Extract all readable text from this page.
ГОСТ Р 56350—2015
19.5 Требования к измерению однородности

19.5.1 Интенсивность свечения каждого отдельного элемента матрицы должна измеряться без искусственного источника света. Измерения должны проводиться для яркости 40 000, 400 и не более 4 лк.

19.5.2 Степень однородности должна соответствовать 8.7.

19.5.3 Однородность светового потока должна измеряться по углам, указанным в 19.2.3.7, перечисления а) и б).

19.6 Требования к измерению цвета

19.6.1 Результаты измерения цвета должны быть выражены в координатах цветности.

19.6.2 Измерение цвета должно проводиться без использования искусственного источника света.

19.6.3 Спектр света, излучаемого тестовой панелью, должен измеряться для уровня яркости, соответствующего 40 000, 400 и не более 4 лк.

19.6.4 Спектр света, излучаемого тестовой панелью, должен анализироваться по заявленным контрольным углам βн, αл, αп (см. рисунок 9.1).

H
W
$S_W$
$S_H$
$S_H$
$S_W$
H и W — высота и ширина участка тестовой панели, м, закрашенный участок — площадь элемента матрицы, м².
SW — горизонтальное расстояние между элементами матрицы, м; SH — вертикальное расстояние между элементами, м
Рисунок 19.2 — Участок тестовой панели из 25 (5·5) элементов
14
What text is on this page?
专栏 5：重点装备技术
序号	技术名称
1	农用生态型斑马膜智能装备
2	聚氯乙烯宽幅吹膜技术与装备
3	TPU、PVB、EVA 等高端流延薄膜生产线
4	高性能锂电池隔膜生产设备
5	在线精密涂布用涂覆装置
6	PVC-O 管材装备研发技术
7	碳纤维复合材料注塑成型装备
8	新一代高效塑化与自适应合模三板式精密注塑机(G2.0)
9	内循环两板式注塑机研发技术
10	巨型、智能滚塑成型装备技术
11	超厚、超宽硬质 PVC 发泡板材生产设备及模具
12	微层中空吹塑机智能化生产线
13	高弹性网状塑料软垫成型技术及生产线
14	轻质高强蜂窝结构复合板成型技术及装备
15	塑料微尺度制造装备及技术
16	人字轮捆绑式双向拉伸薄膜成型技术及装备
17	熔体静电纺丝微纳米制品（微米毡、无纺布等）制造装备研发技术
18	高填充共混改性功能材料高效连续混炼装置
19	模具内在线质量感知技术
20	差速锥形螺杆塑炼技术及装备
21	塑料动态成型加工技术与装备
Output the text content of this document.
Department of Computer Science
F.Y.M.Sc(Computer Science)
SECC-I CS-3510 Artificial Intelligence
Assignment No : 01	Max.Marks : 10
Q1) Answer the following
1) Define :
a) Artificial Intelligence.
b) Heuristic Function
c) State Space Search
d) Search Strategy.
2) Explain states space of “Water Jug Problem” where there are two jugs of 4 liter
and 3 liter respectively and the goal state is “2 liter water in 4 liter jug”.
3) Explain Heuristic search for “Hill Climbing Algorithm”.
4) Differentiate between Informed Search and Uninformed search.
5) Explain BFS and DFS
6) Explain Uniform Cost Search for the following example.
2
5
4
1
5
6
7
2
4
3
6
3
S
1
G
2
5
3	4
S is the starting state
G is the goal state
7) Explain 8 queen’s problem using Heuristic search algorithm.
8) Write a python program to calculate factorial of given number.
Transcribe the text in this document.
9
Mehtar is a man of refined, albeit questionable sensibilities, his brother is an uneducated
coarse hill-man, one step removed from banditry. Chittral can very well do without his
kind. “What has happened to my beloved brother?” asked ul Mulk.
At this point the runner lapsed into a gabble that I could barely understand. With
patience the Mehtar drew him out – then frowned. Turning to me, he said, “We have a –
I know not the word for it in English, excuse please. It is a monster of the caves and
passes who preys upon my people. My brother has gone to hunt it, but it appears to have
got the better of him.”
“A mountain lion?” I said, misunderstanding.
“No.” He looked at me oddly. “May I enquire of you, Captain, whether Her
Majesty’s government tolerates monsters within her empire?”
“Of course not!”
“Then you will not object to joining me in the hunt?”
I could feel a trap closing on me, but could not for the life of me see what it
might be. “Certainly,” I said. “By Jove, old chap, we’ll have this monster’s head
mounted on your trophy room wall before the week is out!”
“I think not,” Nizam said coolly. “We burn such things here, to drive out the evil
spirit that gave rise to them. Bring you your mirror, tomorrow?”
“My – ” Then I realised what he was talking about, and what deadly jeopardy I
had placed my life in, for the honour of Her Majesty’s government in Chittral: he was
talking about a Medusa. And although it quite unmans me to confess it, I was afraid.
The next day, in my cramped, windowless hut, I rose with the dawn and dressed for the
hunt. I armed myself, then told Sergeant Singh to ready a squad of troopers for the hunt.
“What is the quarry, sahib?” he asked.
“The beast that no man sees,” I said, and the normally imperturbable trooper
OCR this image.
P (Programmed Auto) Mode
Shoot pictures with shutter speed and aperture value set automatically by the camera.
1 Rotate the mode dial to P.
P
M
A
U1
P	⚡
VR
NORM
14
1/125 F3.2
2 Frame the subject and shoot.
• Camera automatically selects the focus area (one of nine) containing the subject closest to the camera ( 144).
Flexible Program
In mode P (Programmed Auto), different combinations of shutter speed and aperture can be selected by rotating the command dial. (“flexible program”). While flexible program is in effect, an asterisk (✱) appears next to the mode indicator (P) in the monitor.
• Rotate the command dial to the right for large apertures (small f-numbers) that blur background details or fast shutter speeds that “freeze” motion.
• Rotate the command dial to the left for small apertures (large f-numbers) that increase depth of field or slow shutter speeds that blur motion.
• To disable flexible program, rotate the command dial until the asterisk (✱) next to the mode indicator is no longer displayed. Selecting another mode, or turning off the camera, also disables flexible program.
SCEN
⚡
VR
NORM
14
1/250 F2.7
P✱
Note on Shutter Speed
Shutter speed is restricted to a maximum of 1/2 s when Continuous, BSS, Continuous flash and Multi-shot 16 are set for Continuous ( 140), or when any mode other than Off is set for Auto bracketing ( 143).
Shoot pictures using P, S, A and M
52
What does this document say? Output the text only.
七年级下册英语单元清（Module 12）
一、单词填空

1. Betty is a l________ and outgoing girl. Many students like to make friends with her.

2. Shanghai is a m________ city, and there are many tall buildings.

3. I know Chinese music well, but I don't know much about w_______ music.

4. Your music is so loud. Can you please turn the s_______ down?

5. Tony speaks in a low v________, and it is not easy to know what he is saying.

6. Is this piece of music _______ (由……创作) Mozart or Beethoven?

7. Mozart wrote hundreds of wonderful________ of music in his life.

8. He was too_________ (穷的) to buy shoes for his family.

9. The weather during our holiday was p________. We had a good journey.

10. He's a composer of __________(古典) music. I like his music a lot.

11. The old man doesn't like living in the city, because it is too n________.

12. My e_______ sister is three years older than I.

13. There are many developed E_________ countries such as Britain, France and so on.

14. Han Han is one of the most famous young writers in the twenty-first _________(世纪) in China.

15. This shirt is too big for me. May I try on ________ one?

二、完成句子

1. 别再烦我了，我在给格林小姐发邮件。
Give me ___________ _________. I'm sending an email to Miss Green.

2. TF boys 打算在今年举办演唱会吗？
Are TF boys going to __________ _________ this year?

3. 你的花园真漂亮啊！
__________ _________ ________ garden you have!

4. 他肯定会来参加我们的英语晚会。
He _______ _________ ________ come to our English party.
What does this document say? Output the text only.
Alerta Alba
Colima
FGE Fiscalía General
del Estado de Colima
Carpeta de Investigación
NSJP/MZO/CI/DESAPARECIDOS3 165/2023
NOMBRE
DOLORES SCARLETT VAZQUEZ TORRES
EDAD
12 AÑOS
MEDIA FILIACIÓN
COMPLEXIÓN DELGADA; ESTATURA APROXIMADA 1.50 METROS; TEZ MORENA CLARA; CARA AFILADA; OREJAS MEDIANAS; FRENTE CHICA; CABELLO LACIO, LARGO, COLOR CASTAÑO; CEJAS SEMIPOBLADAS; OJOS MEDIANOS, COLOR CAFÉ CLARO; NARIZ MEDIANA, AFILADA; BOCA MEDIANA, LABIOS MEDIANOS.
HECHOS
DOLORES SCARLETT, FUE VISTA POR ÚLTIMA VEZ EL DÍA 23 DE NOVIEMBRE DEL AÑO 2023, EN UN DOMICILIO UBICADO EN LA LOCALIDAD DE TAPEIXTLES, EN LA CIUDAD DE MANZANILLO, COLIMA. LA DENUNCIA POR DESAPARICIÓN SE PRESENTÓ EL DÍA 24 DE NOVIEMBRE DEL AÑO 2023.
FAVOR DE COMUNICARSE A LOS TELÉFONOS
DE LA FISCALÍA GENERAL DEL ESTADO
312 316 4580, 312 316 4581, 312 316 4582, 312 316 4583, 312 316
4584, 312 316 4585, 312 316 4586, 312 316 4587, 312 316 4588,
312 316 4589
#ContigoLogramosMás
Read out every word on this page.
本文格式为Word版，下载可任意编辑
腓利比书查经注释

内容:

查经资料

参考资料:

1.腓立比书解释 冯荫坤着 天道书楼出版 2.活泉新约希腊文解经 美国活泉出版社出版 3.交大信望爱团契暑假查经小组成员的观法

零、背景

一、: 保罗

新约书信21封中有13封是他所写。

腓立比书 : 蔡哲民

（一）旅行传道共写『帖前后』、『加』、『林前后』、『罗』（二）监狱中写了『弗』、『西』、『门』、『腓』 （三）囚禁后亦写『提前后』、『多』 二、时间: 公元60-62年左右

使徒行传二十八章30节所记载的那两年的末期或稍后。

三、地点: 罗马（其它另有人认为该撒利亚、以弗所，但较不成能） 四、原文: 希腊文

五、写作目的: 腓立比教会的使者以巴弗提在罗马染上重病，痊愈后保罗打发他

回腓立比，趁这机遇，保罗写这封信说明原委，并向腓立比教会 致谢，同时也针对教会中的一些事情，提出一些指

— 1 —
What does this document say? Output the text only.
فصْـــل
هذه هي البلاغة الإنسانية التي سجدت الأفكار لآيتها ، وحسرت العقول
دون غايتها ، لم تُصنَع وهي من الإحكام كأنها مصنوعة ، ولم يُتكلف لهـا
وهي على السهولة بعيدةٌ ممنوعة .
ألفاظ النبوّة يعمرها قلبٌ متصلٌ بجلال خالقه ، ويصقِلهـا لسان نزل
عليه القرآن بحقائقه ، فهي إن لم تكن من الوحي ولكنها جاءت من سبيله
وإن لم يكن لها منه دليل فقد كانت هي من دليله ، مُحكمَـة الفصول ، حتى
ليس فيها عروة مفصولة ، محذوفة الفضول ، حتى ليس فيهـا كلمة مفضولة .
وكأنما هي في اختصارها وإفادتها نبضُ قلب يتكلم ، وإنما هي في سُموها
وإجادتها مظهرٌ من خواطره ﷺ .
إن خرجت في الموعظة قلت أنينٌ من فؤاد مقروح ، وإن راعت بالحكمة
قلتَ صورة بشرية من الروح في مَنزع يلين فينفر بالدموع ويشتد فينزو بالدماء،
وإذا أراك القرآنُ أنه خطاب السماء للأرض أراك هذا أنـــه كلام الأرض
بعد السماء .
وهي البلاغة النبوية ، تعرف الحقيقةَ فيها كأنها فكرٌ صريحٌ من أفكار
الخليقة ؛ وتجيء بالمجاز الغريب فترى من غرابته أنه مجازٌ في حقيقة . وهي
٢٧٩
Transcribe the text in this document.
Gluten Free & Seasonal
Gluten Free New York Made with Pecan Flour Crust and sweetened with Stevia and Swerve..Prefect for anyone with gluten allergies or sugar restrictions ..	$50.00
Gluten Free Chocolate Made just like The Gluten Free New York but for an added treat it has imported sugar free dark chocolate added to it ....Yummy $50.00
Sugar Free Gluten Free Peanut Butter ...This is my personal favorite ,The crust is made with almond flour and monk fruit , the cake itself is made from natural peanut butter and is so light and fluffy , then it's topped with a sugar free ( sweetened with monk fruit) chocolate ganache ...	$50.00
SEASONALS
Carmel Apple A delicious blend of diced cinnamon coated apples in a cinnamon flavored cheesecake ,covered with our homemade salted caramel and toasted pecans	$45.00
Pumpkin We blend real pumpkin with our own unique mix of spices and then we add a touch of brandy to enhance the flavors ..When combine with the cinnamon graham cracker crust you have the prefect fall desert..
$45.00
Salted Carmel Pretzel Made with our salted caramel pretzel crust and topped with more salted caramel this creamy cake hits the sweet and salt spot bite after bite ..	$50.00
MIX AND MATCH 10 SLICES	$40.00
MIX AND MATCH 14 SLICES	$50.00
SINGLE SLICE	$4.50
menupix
◆ ◆ ◆ ◆
What you will do. Gather up the lines containing the word "pictures" from these records and copy them.

Exercise output.
Shoot pictures with shutter speed and aperture value set automatically by the camera.
Shoot pictures using P, S, A and M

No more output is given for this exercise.